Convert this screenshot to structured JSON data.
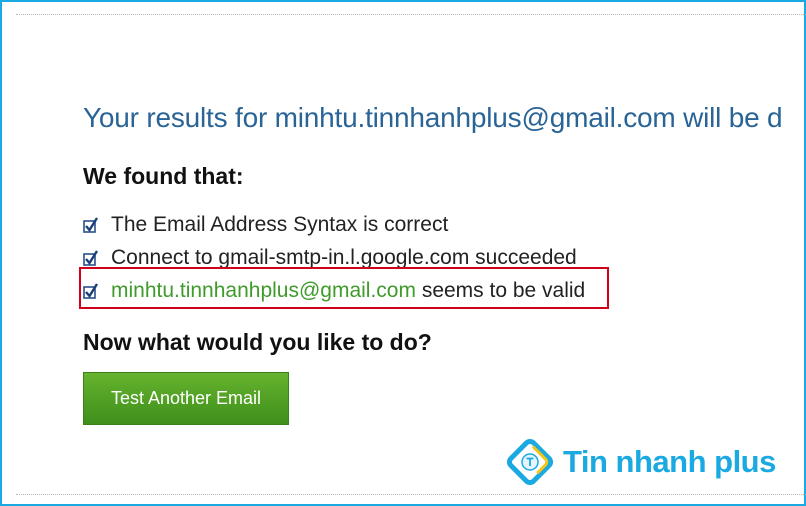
{
  "headline": "Your results for minhtu.tinnhanhplus@gmail.com will be d",
  "found_heading": "We found that:",
  "checks": [
    {
      "text": "The Email Address Syntax is correct"
    },
    {
      "text": "Connect to gmail-smtp-in.l.google.com succeeded"
    },
    {
      "email": "minhtu.tinnhanhplus@gmail.com",
      "text": " seems to be valid"
    }
  ],
  "next_heading": "Now what would you like to do?",
  "button_label": "Test Another Email",
  "watermark": {
    "text": "Tin nhanh plus",
    "icon": "tin-nhanh-plus-logo-icon"
  },
  "colors": {
    "frame_border": "#1aa9e0",
    "headline": "#2a6496",
    "valid_email": "#3f9b2a",
    "highlight": "#d0021b",
    "button": "#4fa024",
    "watermark": "#1aa9e0"
  }
}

* STATED GOAL *
Return all of the entries word for word, but omit the pictures.

* OUTPUT BELOW *
Convert this screenshot to structured JSON data.
{
  "headline": "Your results for minhtu.tinnhanhplus@gmail.com will be d",
  "found_heading": "We found that:",
  "checks": [
    {
      "text": "The Email Address Syntax is correct"
    },
    {
      "text": "Connect to gmail-smtp-in.l.google.com succeeded"
    },
    {
      "email": "minhtu.tinnhanhplus@gmail.com",
      "text": " seems to be valid"
    }
  ],
  "next_heading": "Now what would you like to do?",
  "button_label": "Test Another Email",
  "watermark": {
    "text": "Tin nhanh plus",
    "icon": "tin-nhanh-plus-logo-icon"
  },
  "colors": {
    "frame_border": "#1aa9e0",
    "headline": "#2a6496",
    "valid_email": "#3f9b2a",
    "highlight": "#d0021b",
    "button": "#4fa024",
    "watermark": "#1aa9e0"
  }
}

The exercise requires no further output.